◆ TASK INPUTS:
---------------

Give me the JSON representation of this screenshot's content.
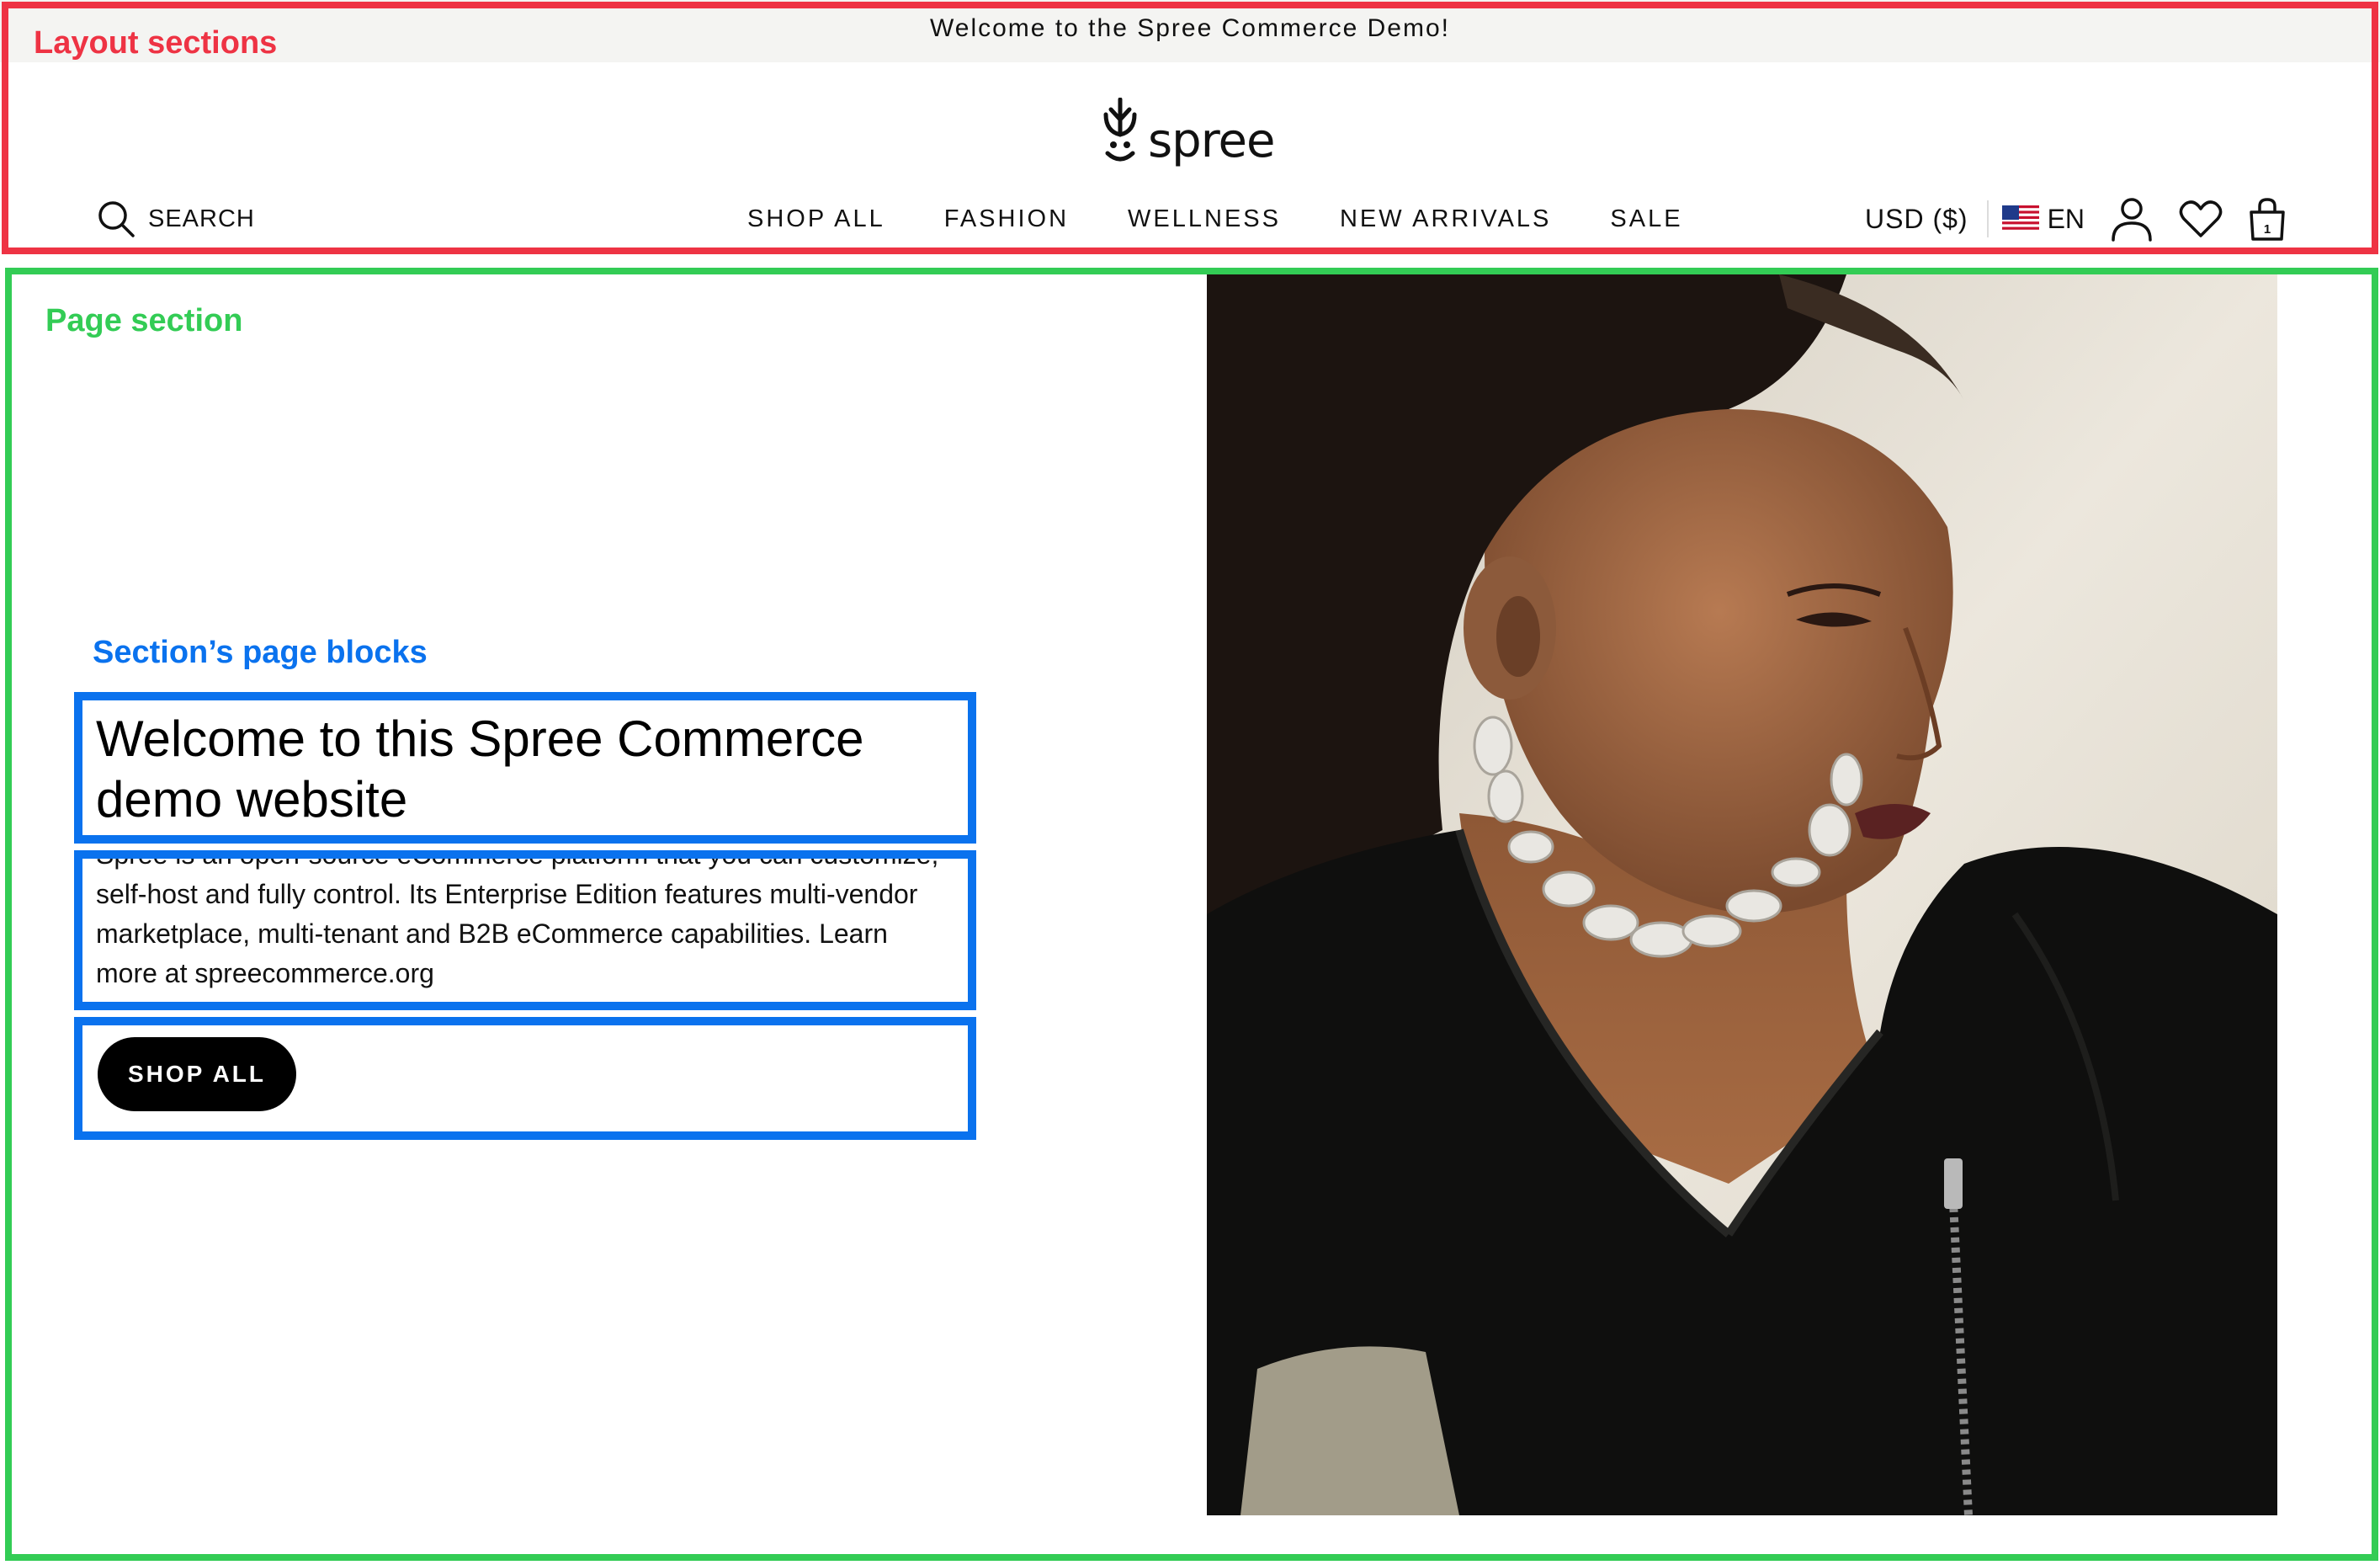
{
  "annotations": {
    "layout_label": "Layout sections",
    "page_label": "Page section",
    "blocks_label": "Section’s page blocks"
  },
  "header": {
    "announcement": "Welcome to the Spree Commerce Demo!",
    "logo_text": "spree",
    "search_label": "SEARCH",
    "nav": [
      "SHOP ALL",
      "FASHION",
      "WELLNESS",
      "NEW ARRIVALS",
      "SALE"
    ],
    "currency": "USD ($)",
    "language": "EN",
    "icons": [
      "search-icon",
      "flag-us-icon",
      "account-icon",
      "wishlist-heart-icon",
      "cart-bag-icon"
    ],
    "cart_count": "1"
  },
  "hero": {
    "title": "Welcome to this Spree Commerce demo website",
    "description": "Spree is an open-source eCommerce platform that you can customize, self-host and fully control. Its Enterprise Edition features multi-vendor marketplace, multi-tenant and B2B eCommerce capabilities. Learn more at spreecommerce.org",
    "button_label": "SHOP ALL"
  },
  "colors": {
    "layout_outline": "#ee3344",
    "page_outline": "#33cc55",
    "block_outline": "#0a72ee",
    "button_bg": "#000000",
    "announcement_bg": "#f4f4f2"
  }
}
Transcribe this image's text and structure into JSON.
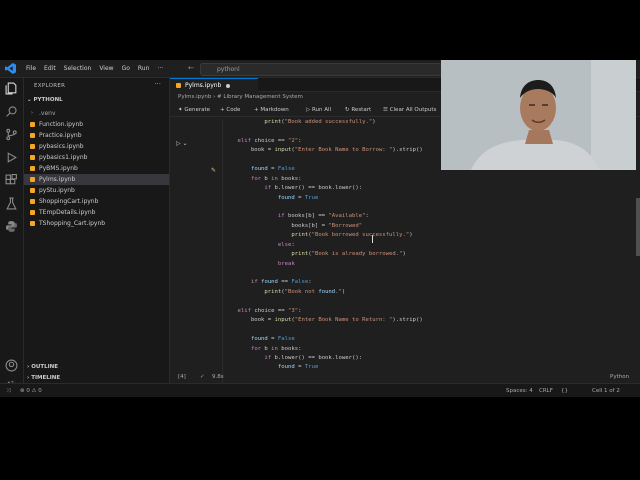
{
  "menu": [
    "File",
    "Edit",
    "Selection",
    "View",
    "Go",
    "Run",
    "···"
  ],
  "command_center": "pythonl",
  "explorer": {
    "title": "EXPLORER",
    "folder": "PYTHONL",
    "items": [
      {
        "label": ".venv",
        "type": "folder"
      },
      {
        "label": "Function.ipynb"
      },
      {
        "label": "Practice.ipynb"
      },
      {
        "label": "pybasics.ipynb"
      },
      {
        "label": "pybasics1.ipynb"
      },
      {
        "label": "PyBMS.ipynb"
      },
      {
        "label": "Pylms.ipynb",
        "active": true
      },
      {
        "label": "pyStu.ipynb"
      },
      {
        "label": "ShoppingCart.ipynb"
      },
      {
        "label": "TEmpDetails.ipynb"
      },
      {
        "label": "TShopping_Cart.ipynb"
      }
    ],
    "outline": "OUTLINE",
    "timeline": "TIMELINE"
  },
  "editor": {
    "tab": "Pylms.ipynb",
    "breadcrumb": "Pylms.ipynb › # Library Management System",
    "toolbar": {
      "generate": "Generate",
      "code": "+ Code",
      "markdown": "+ Markdown",
      "run_all": "Run All",
      "restart": "Restart",
      "clear": "Clear All Outputs"
    },
    "code_lines": [
      "            print(\"Book added successfully.\")",
      "",
      "    elif choice == \"2\":",
      "        book = input(\"Enter Book Name to Borrow: \").strip()",
      "",
      "        found = False",
      "        for b in books:",
      "            if b.lower() == book.lower():",
      "                found = True",
      "",
      "                if books[b] == \"Available\":",
      "                    books[b] = \"Borrowed\"",
      "                    print(\"Book borrowed successfully.\")",
      "                else:",
      "                    print(\"Book is already borrowed.\")",
      "                break",
      "",
      "        if found == False:",
      "            print(\"Book not found.\")",
      "",
      "    elif choice == \"3\":",
      "        book = input(\"Enter Book Name to Return: \").strip()",
      "",
      "        found = False",
      "        for b in books:",
      "            if b.lower() == book.lower():",
      "                found = True"
    ],
    "cell_index": "[4]",
    "exec_time": "9.8s"
  },
  "status": {
    "errors": "⊗ 0 ⚠ 0",
    "spaces": "Spaces: 4",
    "eol": "CRLF",
    "braces": "{}",
    "cell": "Cell 1 of 2",
    "lang": "Python"
  }
}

---------------

◆ PROBLEM REQUIREMENTS: Repeat the preceding records precisely, and leave every picture out of the copy.

◆ OUTPUT OF THE TASK:
Give me the JSON representation of this screenshot's content.
{
  "annotations": {
    "layout_label": "Layout sections",
    "page_label": "Page section",
    "blocks_label": "Section’s page blocks"
  },
  "header": {
    "announcement": "Welcome to the Spree Commerce Demo!",
    "logo_text": "spree",
    "search_label": "SEARCH",
    "nav": [
      "SHOP ALL",
      "FASHION",
      "WELLNESS",
      "NEW ARRIVALS",
      "SALE"
    ],
    "currency": "USD ($)",
    "language": "EN",
    "icons": [
      "search-icon",
      "flag-us-icon",
      "account-icon",
      "wishlist-heart-icon",
      "cart-bag-icon"
    ],
    "cart_count": "1"
  },
  "hero": {
    "title": "Welcome to this Spree Commerce demo website",
    "description": "Spree is an open-source eCommerce platform that you can customize, self-host and fully control. Its Enterprise Edition features multi-vendor marketplace, multi-tenant and B2B eCommerce capabilities. Learn more at spreecommerce.org",
    "button_label": "SHOP ALL"
  },
  "colors": {
    "layout_outline": "#ee3344",
    "page_outline": "#33cc55",
    "block_outline": "#0a72ee",
    "button_bg": "#000000",
    "announcement_bg": "#f4f4f2"
  }
}
Transcribe this image's text and structure into JSON.
{
  "menu": [
    "File",
    "Edit",
    "Selection",
    "View",
    "Go",
    "Run",
    "···"
  ],
  "command_center": "pythonl",
  "explorer": {
    "title": "EXPLORER",
    "folder": "PYTHONL",
    "items": [
      {
        "label": ".venv",
        "type": "folder"
      },
      {
        "label": "Function.ipynb"
      },
      {
        "label": "Practice.ipynb"
      },
      {
        "label": "pybasics.ipynb"
      },
      {
        "label": "pybasics1.ipynb"
      },
      {
        "label": "PyBMS.ipynb"
      },
      {
        "label": "Pylms.ipynb",
        "active": true
      },
      {
        "label": "pyStu.ipynb"
      },
      {
        "label": "ShoppingCart.ipynb"
      },
      {
        "label": "TEmpDetails.ipynb"
      },
      {
        "label": "TShopping_Cart.ipynb"
      }
    ],
    "outline": "OUTLINE",
    "timeline": "TIMELINE"
  },
  "editor": {
    "tab": "Pylms.ipynb",
    "breadcrumb": "Pylms.ipynb › # Library Management System",
    "toolbar": {
      "generate": "Generate",
      "code": "+ Code",
      "markdown": "+ Markdown",
      "run_all": "Run All",
      "restart": "Restart",
      "clear": "Clear All Outputs"
    },
    "code_lines": [
      "            print(\"Book added successfully.\")",
      "",
      "    elif choice == \"2\":",
      "        book = input(\"Enter Book Name to Borrow: \").strip()",
      "",
      "        found = False",
      "        for b in books:",
      "            if b.lower() == book.lower():",
      "                found = True",
      "",
      "                if books[b] == \"Available\":",
      "                    books[b] = \"Borrowed\"",
      "                    print(\"Book borrowed successfully.\")",
      "                else:",
      "                    print(\"Book is already borrowed.\")",
      "                break",
      "",
      "        if found == False:",
      "            print(\"Book not found.\")",
      "",
      "    elif choice == \"3\":",
      "        book = input(\"Enter Book Name to Return: \").strip()",
      "",
      "        found = False",
      "        for b in books:",
      "            if b.lower() == book.lower():",
      "                found = True"
    ],
    "cell_index": "[4]",
    "exec_time": "9.8s"
  },
  "status": {
    "errors": "⊗ 0 ⚠ 0",
    "spaces": "Spaces: 4",
    "eol": "CRLF",
    "braces": "{}",
    "cell": "Cell 1 of 2",
    "lang": "Python"
  }
}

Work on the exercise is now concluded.